DATA FOR PROCESSING.
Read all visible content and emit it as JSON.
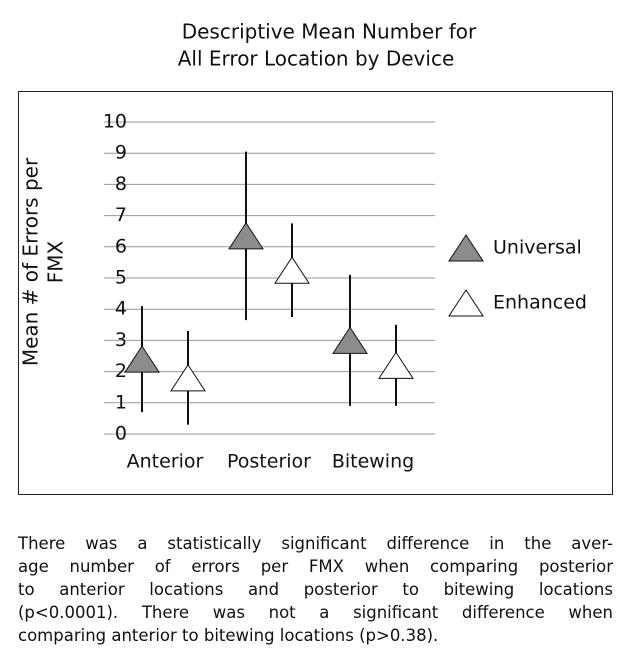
{
  "chart_data": {
    "type": "errorbar",
    "title": [
      "Descriptive Mean Number for",
      "All Error Location by Device"
    ],
    "ylabel": [
      "Mean # of Errors per",
      "FMX"
    ],
    "categories": [
      "Anterior",
      "Posterior",
      "Bitewing"
    ],
    "series": [
      {
        "name": "Universal",
        "color": "#8c8c8c",
        "values": [
          2.4,
          6.35,
          3.0
        ],
        "errors": [
          1.7,
          2.7,
          2.1
        ]
      },
      {
        "name": "Enhanced",
        "color": "#ffffff",
        "values": [
          1.8,
          5.25,
          2.2
        ],
        "errors": [
          1.5,
          1.5,
          1.3
        ]
      }
    ],
    "ylim": [
      0,
      10
    ],
    "yticks": [
      0,
      1,
      2,
      3,
      4,
      5,
      6,
      7,
      8,
      9,
      10
    ],
    "grid": true,
    "legend": "right"
  },
  "caption": [
    "There was a statistically significant difference in the aver-",
    "age number of errors per FMX when comparing posterior",
    "to anterior locations and posterior to bitewing locations",
    "(p<0.0001). There was not a significant difference when",
    "comparing anterior to bitewing locations (p>0.38)."
  ]
}
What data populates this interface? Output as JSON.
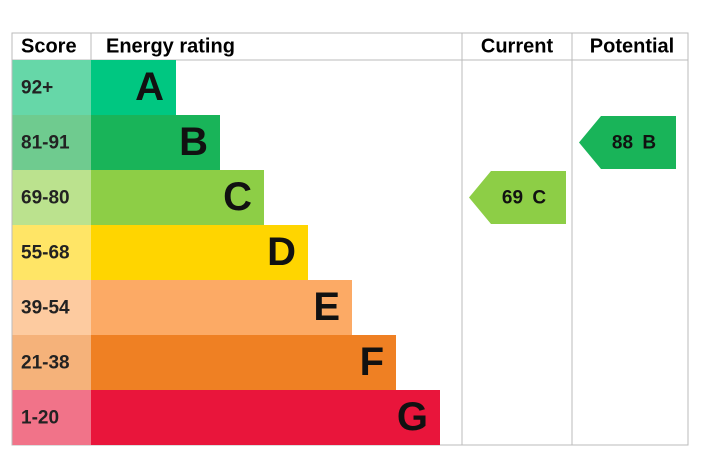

GIVEN INSTRUCTION. All entries are to be retyped exactly. Omit any embedded images.

ANSWER BELOW.
Read all visible content and emit it as JSON.
{
  "chart_data": {
    "type": "errorbar",
    "title": [
      "Descriptive Mean Number for",
      "All Error Location by Device"
    ],
    "ylabel": [
      "Mean # of Errors per",
      "FMX"
    ],
    "categories": [
      "Anterior",
      "Posterior",
      "Bitewing"
    ],
    "series": [
      {
        "name": "Universal",
        "color": "#8c8c8c",
        "values": [
          2.4,
          6.35,
          3.0
        ],
        "errors": [
          1.7,
          2.7,
          2.1
        ]
      },
      {
        "name": "Enhanced",
        "color": "#ffffff",
        "values": [
          1.8,
          5.25,
          2.2
        ],
        "errors": [
          1.5,
          1.5,
          1.3
        ]
      }
    ],
    "ylim": [
      0,
      10
    ],
    "yticks": [
      0,
      1,
      2,
      3,
      4,
      5,
      6,
      7,
      8,
      9,
      10
    ],
    "grid": true,
    "legend": "right"
  },
  "caption": [
    "There was a statistically significant difference in the aver-",
    "age number of errors per FMX when comparing posterior",
    "to anterior locations and posterior to bitewing locations",
    "(p<0.0001). There was not a significant difference when",
    "comparing anterior to bitewing locations (p>0.38)."
  ]
}
What data populates this interface? Output as JSON.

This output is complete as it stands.